## Written instruction
Repeat every entry word for word, skipping the pictures.

Extracted data entries:
= = = = =

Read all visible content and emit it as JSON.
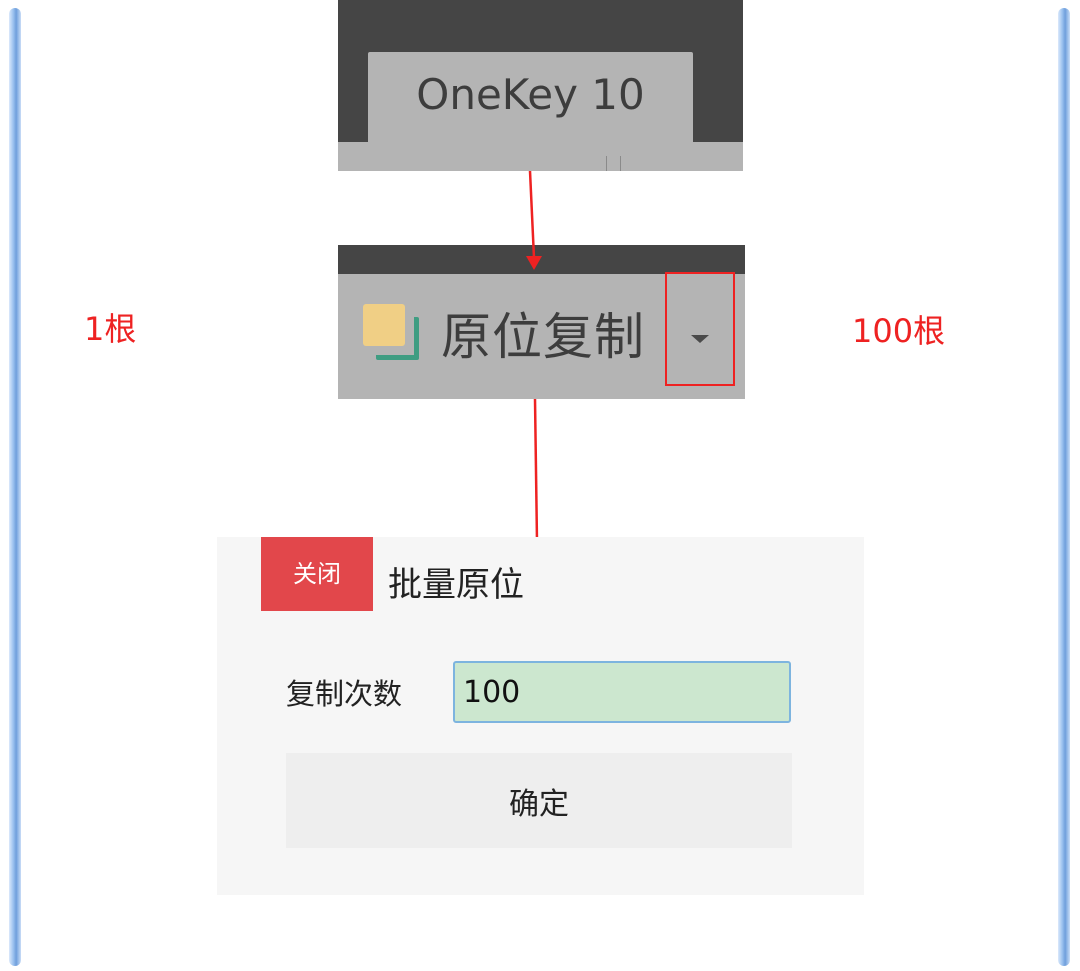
{
  "labels": {
    "left_count": "1根",
    "right_count": "100根"
  },
  "ribbon_tab": {
    "label": "OneKey 10"
  },
  "ribbon_button": {
    "label": "原位复制",
    "icon": "copy-in-place-icon",
    "dropdown_icon": "caret-down-icon"
  },
  "dialog": {
    "close_label": "关闭",
    "title": "批量原位",
    "field_label": "复制次数",
    "field_value": "100",
    "confirm_label": "确定"
  },
  "colors": {
    "highlight_red": "#ee2222",
    "close_button": "#e2474b",
    "input_fill": "#cce7cf",
    "ribbon_dark": "#454545",
    "ribbon_gray": "#b4b4b4",
    "rod_blue": "#9cc2ef"
  }
}
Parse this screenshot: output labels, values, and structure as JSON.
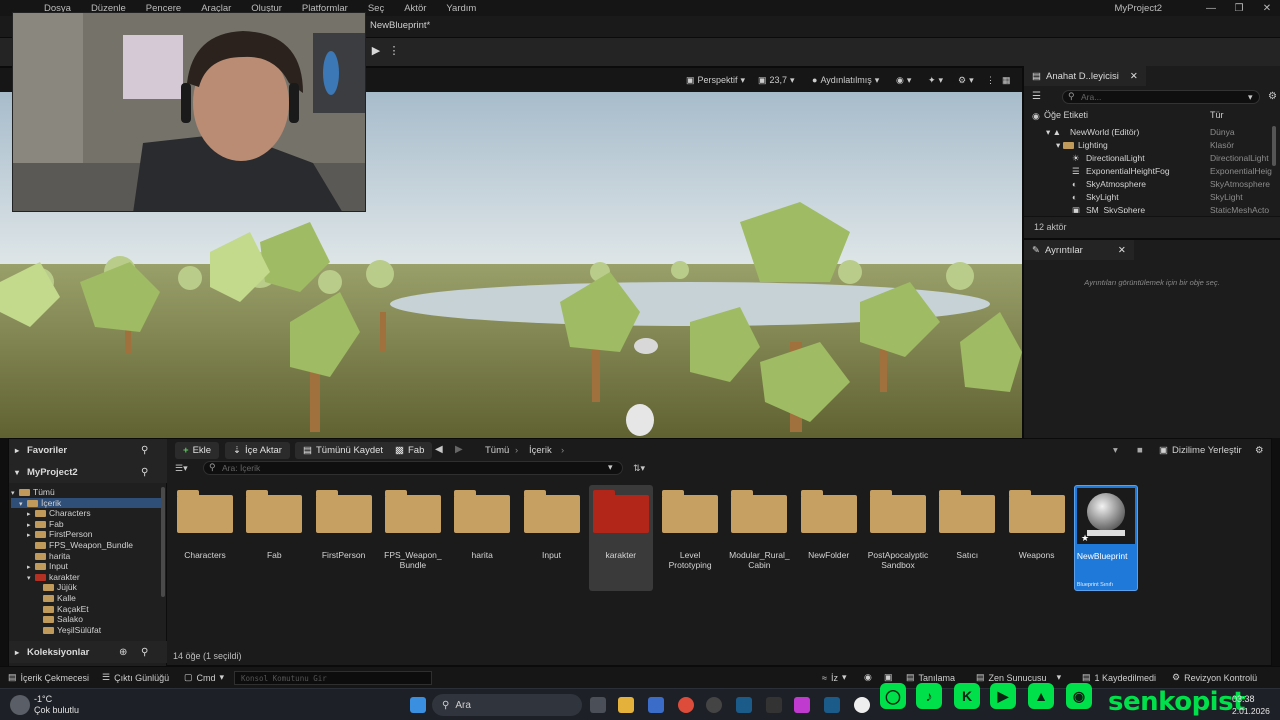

= = = = =

## Reply to the exercise
Read all visible content and emit it as JSON.
{
  "labels": {
    "left_count": "1根",
    "right_count": "100根"
  },
  "ribbon_tab": {
    "label": "OneKey 10"
  },
  "ribbon_button": {
    "label": "原位复制",
    "icon": "copy-in-place-icon",
    "dropdown_icon": "caret-down-icon"
  },
  "dialog": {
    "close_label": "关闭",
    "title": "批量原位",
    "field_label": "复制次数",
    "field_value": "100",
    "confirm_label": "确定"
  },
  "colors": {
    "highlight_red": "#ee2222",
    "close_button": "#e2474b",
    "input_fill": "#cce7cf",
    "ribbon_dark": "#454545",
    "ribbon_gray": "#b4b4b4",
    "rod_blue": "#9cc2ef"
  }
}
Parse this screenshot: output labels, values, and structure as JSON.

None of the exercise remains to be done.